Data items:
──────────
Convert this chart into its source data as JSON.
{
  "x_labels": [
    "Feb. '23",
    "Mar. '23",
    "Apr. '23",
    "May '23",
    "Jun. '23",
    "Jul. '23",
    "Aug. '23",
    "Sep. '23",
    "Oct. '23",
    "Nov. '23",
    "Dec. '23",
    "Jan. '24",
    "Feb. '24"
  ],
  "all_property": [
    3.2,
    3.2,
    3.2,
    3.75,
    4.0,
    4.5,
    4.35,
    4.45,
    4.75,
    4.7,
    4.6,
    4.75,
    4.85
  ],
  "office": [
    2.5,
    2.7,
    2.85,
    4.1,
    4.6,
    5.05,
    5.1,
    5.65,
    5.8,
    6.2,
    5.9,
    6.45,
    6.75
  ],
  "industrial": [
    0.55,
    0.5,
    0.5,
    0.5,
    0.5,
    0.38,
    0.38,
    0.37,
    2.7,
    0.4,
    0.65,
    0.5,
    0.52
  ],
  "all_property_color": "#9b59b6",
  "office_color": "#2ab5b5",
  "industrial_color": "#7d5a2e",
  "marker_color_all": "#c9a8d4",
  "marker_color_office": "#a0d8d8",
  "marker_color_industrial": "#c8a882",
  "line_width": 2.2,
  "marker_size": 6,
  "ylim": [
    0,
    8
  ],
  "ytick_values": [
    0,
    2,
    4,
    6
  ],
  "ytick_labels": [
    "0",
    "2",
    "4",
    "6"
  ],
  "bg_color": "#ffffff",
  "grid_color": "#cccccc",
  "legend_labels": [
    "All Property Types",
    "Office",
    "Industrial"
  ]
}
──────────
Restate the data above word for word.

Convert this chart into its source data as JSON.
{
  "x_labels": [
    "Feb. '23",
    "Mar. '23",
    "Apr. '23",
    "May '23",
    "Jun. '23",
    "Jul. '23",
    "Aug. '23",
    "Sep. '23",
    "Oct. '23",
    "Nov. '23",
    "Dec. '23",
    "Jan. '24",
    "Feb. '24"
  ],
  "all_property": [
    3.2,
    3.2,
    3.2,
    3.75,
    4.0,
    4.5,
    4.35,
    4.45,
    4.75,
    4.7,
    4.6,
    4.75,
    4.85
  ],
  "office": [
    2.5,
    2.7,
    2.85,
    4.1,
    4.6,
    5.05,
    5.1,
    5.65,
    5.8,
    6.2,
    5.9,
    6.45,
    6.75
  ],
  "industrial": [
    0.55,
    0.5,
    0.5,
    0.5,
    0.5,
    0.38,
    0.38,
    0.37,
    2.7,
    0.4,
    0.65,
    0.5,
    0.52
  ],
  "all_property_color": "#9b59b6",
  "office_color": "#2ab5b5",
  "industrial_color": "#7d5a2e",
  "marker_color_all": "#c9a8d4",
  "marker_color_office": "#a0d8d8",
  "marker_color_industrial": "#c8a882",
  "line_width": 2.2,
  "marker_size": 6,
  "ylim": [
    0,
    8
  ],
  "ytick_values": [
    0,
    2,
    4,
    6
  ],
  "ytick_labels": [
    "0",
    "2",
    "4",
    "6"
  ],
  "bg_color": "#ffffff",
  "grid_color": "#cccccc",
  "legend_labels": [
    "All Property Types",
    "Office",
    "Industrial"
  ]
}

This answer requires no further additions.